+++ DATA ROWS

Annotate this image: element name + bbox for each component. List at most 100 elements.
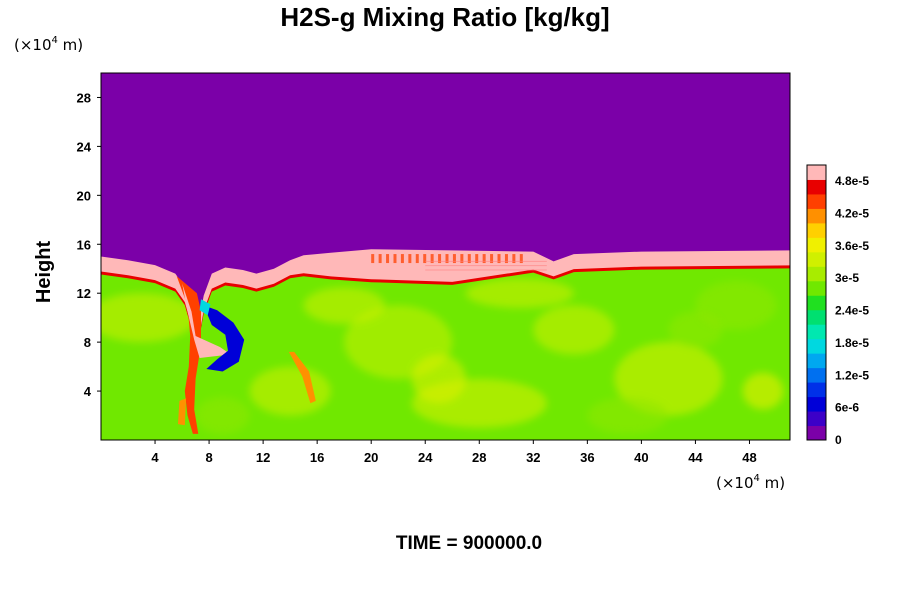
- x-tick-label: 16: [310, 450, 324, 465]
- colorbar-segment: [807, 353, 826, 369]
- plume-strip: [182, 283, 231, 358]
- lower-texture: [101, 278, 784, 434]
- plume-strip: [178, 398, 187, 426]
- colorbar-tick-label: 4.2e-5: [835, 207, 869, 221]
- colorbar-tick-label: 2.4e-5: [835, 304, 869, 318]
- upper-field: [101, 73, 790, 325]
- colorbar-segment: [807, 237, 826, 253]
- x-tick-label: 36: [580, 450, 594, 465]
- y-axis-label: Height: [33, 241, 55, 304]
- colorbar-tick-label: 4.8e-5: [835, 174, 869, 188]
- y-unit-exp: 4: [52, 35, 58, 46]
- wave-streak: [512, 254, 516, 264]
- wave-streak: [423, 254, 427, 264]
- colorbar-tick-label: 1.8e-5: [835, 336, 869, 350]
- colorbar-segment: [807, 222, 826, 238]
- colorbar-tick-label: 6e-6: [835, 401, 859, 415]
- wave-streak: [482, 254, 486, 264]
- wave-streak: [400, 254, 404, 264]
- texture-blob: [411, 354, 466, 404]
- colorbar-segment: [807, 295, 826, 311]
- colorbar-ticks: 0 6e-6 1.2e-5 1.8e-5 2.4e-5 3e-5 3.6e-5 4.2e-5 4…: [835, 174, 869, 447]
- x-tick-label: 20: [364, 450, 378, 465]
- colorbar-segment: [807, 208, 826, 224]
- colorbar-segment: [807, 309, 826, 325]
- y-tick-label: 24: [77, 139, 92, 154]
- texture-blob: [465, 278, 574, 308]
- texture-blob: [668, 311, 723, 349]
- colorbar-tick-label: 3.6e-5: [835, 239, 869, 253]
- texture-blob: [614, 342, 723, 416]
- y-tick-label: 4: [84, 384, 92, 399]
- colorbar-segment: [807, 411, 826, 427]
- x-tick-label: 44: [688, 450, 703, 465]
- wave-streak: [415, 254, 419, 264]
- wave-streak: [504, 254, 508, 264]
- wave-streak: [430, 254, 434, 264]
- wave-streak: [393, 254, 397, 264]
- x-unit-exp: 4: [754, 473, 760, 484]
- colorbar-segment: [807, 367, 826, 383]
- colorbar-segment: [807, 193, 826, 209]
- wave-streak: [445, 254, 449, 264]
- y-tick-label: 28: [77, 90, 91, 105]
- plume-strip: [288, 351, 316, 404]
- wave-streak: [519, 254, 523, 264]
- plume-strip: [203, 305, 245, 372]
- colorbar-segment: [807, 179, 826, 195]
- wave-streak: [386, 254, 390, 264]
- plume-strip: [176, 276, 201, 434]
- texture-blob: [587, 397, 669, 434]
- wave-streak: [438, 254, 442, 264]
- wave-streak: [371, 254, 375, 264]
- y-unit-base: (×10: [14, 36, 52, 54]
- y-tick-label: 20: [77, 188, 91, 203]
- colorbar: [806, 164, 827, 441]
- wave-streak: [497, 254, 501, 264]
- colorbar-segment: [807, 280, 826, 296]
- x-axis-unit: (×104 m): [716, 473, 785, 492]
- colorbar-segment: [807, 324, 826, 340]
- x-ticks: 4 8 12 16 20 24 28 32 36 40 44 48: [151, 440, 757, 465]
- heatmap-field: [101, 73, 790, 440]
- x-tick-label: 28: [472, 450, 486, 465]
- colorbar-segment: [807, 251, 826, 267]
- wave-streak: [490, 254, 494, 264]
- texture-blob: [249, 366, 331, 416]
- colorbar-tick-label: 1.2e-5: [835, 368, 869, 382]
- colorbar-segment: [807, 266, 826, 282]
- colorbar-segment: [807, 425, 826, 441]
- wave-streak: [378, 254, 382, 264]
- x-tick-label: 12: [256, 450, 270, 465]
- x-tick-label: 32: [526, 450, 540, 465]
- texture-blob: [101, 293, 196, 343]
- colorbar-tick-label: 3e-5: [835, 271, 859, 285]
- colorbar-segment: [807, 382, 826, 398]
- y-tick-label: 8: [84, 335, 91, 350]
- wave-streak: [460, 254, 464, 264]
- time-label: TIME = 900000.0: [396, 533, 542, 554]
- plume-feature: [176, 276, 316, 434]
- x-tick-label: 24: [418, 450, 433, 465]
- x-tick-label: 8: [205, 450, 212, 465]
- x-unit-base: (×10: [716, 474, 754, 492]
- colorbar-frame: [806, 164, 827, 441]
- texture-blob: [303, 287, 385, 324]
- texture-blob: [742, 372, 784, 410]
- colorbar-tick-label: 0: [835, 433, 842, 447]
- wave-pattern: [371, 254, 547, 271]
- colorbar-segment: [807, 396, 826, 412]
- colorbar-segment: [807, 338, 826, 354]
- y-unit-tail: m): [58, 36, 83, 54]
- y-tick-label: 12: [77, 286, 91, 301]
- x-tick-label: 48: [742, 450, 756, 465]
- texture-blob: [695, 280, 777, 330]
- x-unit-tail: m): [760, 474, 785, 492]
- x-tick-label: 40: [634, 450, 648, 465]
- y-tick-label: 16: [77, 237, 91, 252]
- chart-title: H2S-g Mixing Ratio [kg/kg]: [280, 2, 609, 32]
- wave-streak: [452, 254, 456, 264]
- wave-streak: [467, 254, 471, 264]
- texture-blob: [195, 397, 250, 434]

++++++

▸ DO THIS: Reproduce every line of the entries above word for word. Omit the pictures from your answer.

▸ RESULT OF THIS EXERCISE:
Annotate this image: element name + bbox for each component. List at most 100 elements.
- x-tick-label: 16: [310, 450, 324, 465]
- colorbar-segment: [807, 353, 826, 369]
- plume-strip: [182, 283, 231, 358]
- lower-texture: [101, 278, 784, 434]
- plume-strip: [178, 398, 187, 426]
- colorbar-tick-label: 4.2e-5: [835, 207, 869, 221]
- colorbar-tick-label: 2.4e-5: [835, 304, 869, 318]
- upper-field: [101, 73, 790, 325]
- colorbar-segment: [807, 237, 826, 253]
- x-tick-label: 36: [580, 450, 594, 465]
- y-axis-label: Height: [33, 241, 55, 304]
- colorbar-tick-label: 4.8e-5: [835, 174, 869, 188]
- y-unit-exp: 4: [52, 35, 58, 46]
- wave-streak: [512, 254, 516, 264]
- wave-streak: [423, 254, 427, 264]
- colorbar-tick-label: 1.8e-5: [835, 336, 869, 350]
- colorbar-segment: [807, 222, 826, 238]
- colorbar-tick-label: 6e-6: [835, 401, 859, 415]
- wave-streak: [482, 254, 486, 264]
- wave-streak: [400, 254, 404, 264]
- texture-blob: [411, 354, 466, 404]
- colorbar-segment: [807, 295, 826, 311]
- colorbar-ticks: 0 6e-6 1.2e-5 1.8e-5 2.4e-5 3e-5 3.6e-5 4.2e-5 4…: [835, 174, 869, 447]
- x-tick-label: 20: [364, 450, 378, 465]
- colorbar-segment: [807, 208, 826, 224]
- colorbar-segment: [807, 309, 826, 325]
- y-tick-label: 24: [77, 139, 92, 154]
- texture-blob: [465, 278, 574, 308]
- texture-blob: [668, 311, 723, 349]
- colorbar-tick-label: 3.6e-5: [835, 239, 869, 253]
- texture-blob: [614, 342, 723, 416]
- y-tick-label: 4: [84, 384, 92, 399]
- colorbar-segment: [807, 411, 826, 427]
- x-tick-label: 44: [688, 450, 703, 465]
- wave-streak: [415, 254, 419, 264]
- wave-streak: [504, 254, 508, 264]
- wave-streak: [430, 254, 434, 264]
- wave-streak: [393, 254, 397, 264]
- x-unit-exp: 4: [754, 473, 760, 484]
- colorbar-segment: [807, 367, 826, 383]
- colorbar-segment: [807, 193, 826, 209]
- wave-streak: [445, 254, 449, 264]
- y-tick-label: 28: [77, 90, 91, 105]
- plume-strip: [288, 351, 316, 404]
- wave-streak: [519, 254, 523, 264]
- plume-strip: [203, 305, 245, 372]
- colorbar-segment: [807, 179, 826, 195]
- wave-streak: [386, 254, 390, 264]
- plume-strip: [176, 276, 201, 434]
- texture-blob: [587, 397, 669, 434]
- wave-streak: [438, 254, 442, 264]
- wave-streak: [371, 254, 375, 264]
- y-unit-base: (×10: [14, 36, 52, 54]
- y-tick-label: 20: [77, 188, 91, 203]
- colorbar: [806, 164, 827, 441]
- wave-streak: [497, 254, 501, 264]
- colorbar-segment: [807, 280, 826, 296]
- x-axis-unit: (×104 m): [716, 473, 785, 492]
- colorbar-segment: [807, 324, 826, 340]
- x-ticks: 4 8 12 16 20 24 28 32 36 40 44 48: [151, 440, 757, 465]
- heatmap-field: [101, 73, 790, 440]
- x-tick-label: 28: [472, 450, 486, 465]
- colorbar-segment: [807, 251, 826, 267]
- wave-streak: [490, 254, 494, 264]
- texture-blob: [249, 366, 331, 416]
- colorbar-tick-label: 1.2e-5: [835, 368, 869, 382]
- colorbar-segment: [807, 266, 826, 282]
- colorbar-segment: [807, 425, 826, 441]
- wave-streak: [378, 254, 382, 264]
- x-tick-label: 12: [256, 450, 270, 465]
- x-tick-label: 32: [526, 450, 540, 465]
- texture-blob: [101, 293, 196, 343]
- colorbar-tick-label: 3e-5: [835, 271, 859, 285]
- colorbar-segment: [807, 382, 826, 398]
- y-tick-label: 8: [84, 335, 91, 350]
- wave-streak: [460, 254, 464, 264]
- time-label: TIME = 900000.0: [396, 533, 542, 554]
- plume-feature: [176, 276, 316, 434]
- x-tick-label: 24: [418, 450, 433, 465]
- x-tick-label: 8: [205, 450, 212, 465]
- x-unit-base: (×10: [716, 474, 754, 492]
- colorbar-frame: [806, 164, 827, 441]
- texture-blob: [303, 287, 385, 324]
- texture-blob: [742, 372, 784, 410]
- colorbar-tick-label: 0: [835, 433, 842, 447]
- wave-pattern: [371, 254, 547, 271]
- colorbar-segment: [807, 396, 826, 412]
- colorbar-segment: [807, 338, 826, 354]
- y-unit-tail: m): [58, 36, 83, 54]
- y-tick-label: 12: [77, 286, 91, 301]
- x-tick-label: 48: [742, 450, 756, 465]
- texture-blob: [695, 280, 777, 330]
- x-unit-tail: m): [760, 474, 785, 492]
- x-tick-label: 40: [634, 450, 648, 465]
- y-tick-label: 16: [77, 237, 91, 252]
- chart-title: H2S-g Mixing Ratio [kg/kg]: [280, 2, 609, 32]
- wave-streak: [452, 254, 456, 264]
- wave-streak: [467, 254, 471, 264]
- texture-blob: [195, 397, 250, 434]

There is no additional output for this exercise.